• _Document text_:
━━━━━━━━━━━━━━━━

Yah, These ARE The Droids We Have Been Looking For And Fearing

I did not always write about it so much here, but I got fairly deep into “Deflategate” analysis and law when it was going on. Because it was fascinating. I met so many lawyers, professors and others, it was bonkers. Have remained friends with many, if not most, of all of them. One is Alexandra J. Roberts, which is kind of funny because she was not necessarily one of the major players. Yet, she is one of the enduring benefits I have come to love from the bigger picture.

Today, Ms Roberts advises of some R2D2 like cop robots. I “might” have engaged in some frivolity in response. But, really, it is a pretty notable moment.

Police droids on the ground? Police drones in the air? You think Kyllo will protect you from a Supreme Court with Neil Gorsuch on it? Hell, you think Merrick Garland would not have done what he has done all of his life and sign off on ever greater law enforcement collection and oppression? Not a chance in hell. Neither Gorsuch, nor Garland, would ever have penned what Scalia did in Kyllo:

It would be foolish to contend that the degree of privacy secured to citizens by the Fourth Amendment has been entirely unaffected by the advance of technology. For example, as the cases discussed above make clear, the technology enabling human flight has exposed to public view (and hence, we have said, to official observation) uncovered portions of the house and its curtilage that once were private. See Ciraolo, supra, at 215. The question we confront today is what limits there are upon this power of technology to shrink the realm of guaranteed privacy.

━━━━━━━━━━━━━━━━

• _Dataset content_:

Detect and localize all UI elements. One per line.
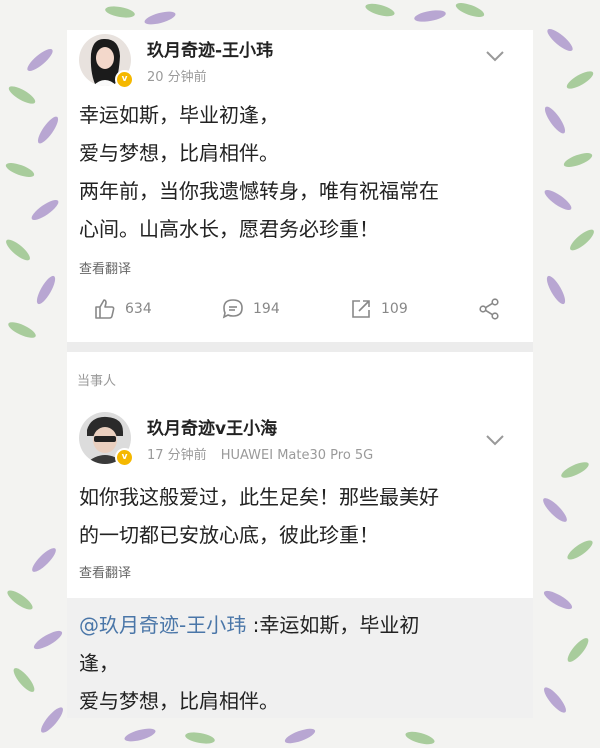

━━━━━━━━━━━━━━━━

• _Exercise requirements_:
• 1. Write out the part of the post about police droids that starts at "Yah, These ARE" and ends at "the bigger picture.".
• 2. In the post about police droids, who is named as having advised of the R2D2-like cop robots?
• 3. Proceed with the post about police droids from the point where it stops.
The listing has no connection to the post about police droids.

• _In response_:
• 1.
Yah, These ARE The Droids We Have Been Looking For And Fearing

I did not always write about it so much here, but I got fairly deep into “Deflategate” analysis and law when it was going on. Because it was fascinating. I met so many lawyers, professors and others, it was bonkers. Have remained friends with many, if not most, of all of them. One is Alexandra J. Roberts, which is kind of funny because she was not necessarily one of the major players. Yet, she is one of the enduring benefits I have come to love from the bigger picture.

• 2. Alexandra J. Roberts

• 3.
So, with no further adieu, here, via the Bo Globe, is the deal:

There’s a new security officer in town. But this one runs on batteries, not Dunkin’ Donuts.

Next time you’re visiting the Prudential Center, don’t be alarmed if you bump into a large, rolling robot as it travels the corridors where shoppers pop in and out of stores.

No, it’s not an oversized Roomba on the loose. It’s the “Knightscope K5,” an egg-shaped autonomous machine equipped with real-time monitoring and detection technology that allows it to keep tabs on what’s happening nearby.

Marvelous! R2D2 is making us all safer!

Nope. Sorry. Safe streets, broken windows, and “cop on the beat” policing cannot be accomplished by a tin can.

Just Say No to this idiotic and lazy policing bullshit. The next thing you know, the tin can will be probable cause. And Neil Gorsuch will help further that craven “good faith” reliance opinion in a heartbeat.

Parting Shot: Holy hell, we have our first reference to hate crimes for anti-cop robot violence! See here.

Frankly, having been in the field for three decades, I think the thought that cops are proper “hate crime” victims is absurd. Honestly, all “hate crimes” laws are completely absurd as they create different and more, and less, valuable classes of human crime victims. This may sound lovely to you in the safety of your perch, where you want to lash out at the evil others.

But if the “all men are created equal” language in the Declaration of Independence is to be given the meaning that so many demagogues over American history assign to it, then the “hate crimes” segregation and preference of one set of human victims over others, is total unfathomable bullshit.

That is just as to humans. Let’s not even go to the “victim’s rights” of squeaky ass little R2D2 tin cans.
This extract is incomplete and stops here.